● EXERCISE
Return all the entries exactly, keeping pictures out.

** Start of EXTRACTED DATA **

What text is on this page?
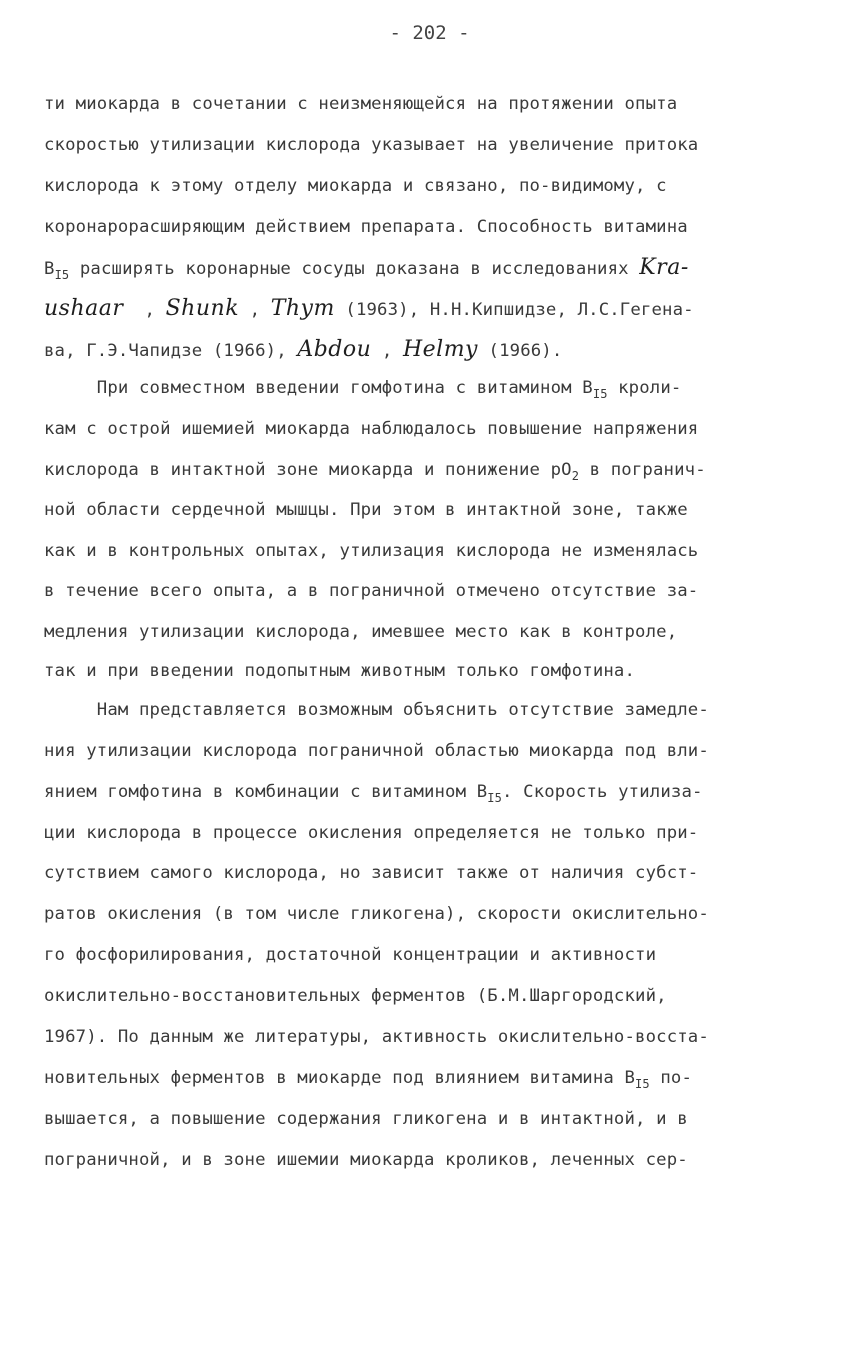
- 202 -
ти миокарда в сочетании с неизменяющейся на протяжении опыта
скоростью утилизации кислорода указывает на увеличение притока
кислорода к этому отделу миокарда и связано, по-видимому, с
коронарорасширяющим действием препарата. Способность витамина
$В_{I5}$ расширять коронарные сосуды доказана в исследованиях Kra-
ushaar  , Shunk , Thym (1963), Н.Н.Кипшидзе, Л.С.Гегена-
ва, Г.Э.Чапидзе (1966), Abdou , Helmy (1966).
При совместном введении гомфотина с витамином $В_{I5}$ кроли-
кам с острой ишемией миокарда наблюдалось повышение напряжения
кислорода в интактной зоне миокарда и понижение $рО_2$ в погранич-
ной области сердечной мышцы. При этом в интактной зоне, также
как и в контрольных опытах, утилизация кислорода не изменялась
в течение всего опыта, а в пограничной отмечено отсутствие за-
медления утилизации кислорода, имевшее место как в контроле,
так и при введении подопытным животным только гомфотина.
Нам представляется возможным объяснить отсутствие замедле-
ния утилизации кислорода пограничной областью миокарда под вли-
янием гомфотина в комбинации с витамином $В_{I5}$. Скорость утилиза-
ции кислорода в процессе окисления определяется не только при-
сутствием самого кислорода, но зависит также от наличия субст-
ратов окисления (в том числе гликогена), скорости окислительно-
го фосфорилирования, достаточной концентрации и активности
окислительно-восстановительных ферментов (Б.М.Шаргородский,
1967). По данным же литературы, активность окислительно-восста-
новительных ферментов в миокарде под влиянием витамина $В_{I5}$ по-
вышается, а повышение содержания гликогена и в интактной, и в
пограничной, и в зоне ишемии миокарда кроликов, леченных сер-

** End of EXTRACTED DATA **

● TASK RESPONSE
What text is on this page?
- 202 -
ти миокарда в сочетании с неизменяющейся на протяжении опыта
скоростью утилизации кислорода указывает на увеличение притока
кислорода к этому отделу миокарда и связано, по-видимому, с
коронарорасширяющим действием препарата. Способность витамина
$В_{I5}$ расширять коронарные сосуды доказана в исследованиях Kra-
ushaar  , Shunk , Thym (1963), Н.Н.Кипшидзе, Л.С.Гегена-
ва, Г.Э.Чапидзе (1966), Abdou , Helmy (1966).
При совместном введении гомфотина с витамином $В_{I5}$ кроли-
кам с острой ишемией миокарда наблюдалось повышение напряжения
кислорода в интактной зоне миокарда и понижение $рО_2$ в погранич-
ной области сердечной мышцы. При этом в интактной зоне, также
как и в контрольных опытах, утилизация кислорода не изменялась
в течение всего опыта, а в пограничной отмечено отсутствие за-
медления утилизации кислорода, имевшее место как в контроле,
так и при введении подопытным животным только гомфотина.
Нам представляется возможным объяснить отсутствие замедле-
ния утилизации кислорода пограничной областью миокарда под вли-
янием гомфотина в комбинации с витамином $В_{I5}$. Скорость утилиза-
ции кислорода в процессе окисления определяется не только при-
сутствием самого кислорода, но зависит также от наличия субст-
ратов окисления (в том числе гликогена), скорости окислительно-
го фосфорилирования, достаточной концентрации и активности
окислительно-восстановительных ферментов (Б.М.Шаргородский,
1967). По данным же литературы, активность окислительно-восста-
новительных ферментов в миокарде под влиянием витамина $В_{I5}$ по-
вышается, а повышение содержания гликогена и в интактной, и в
пограничной, и в зоне ишемии миокарда кроликов, леченных сер-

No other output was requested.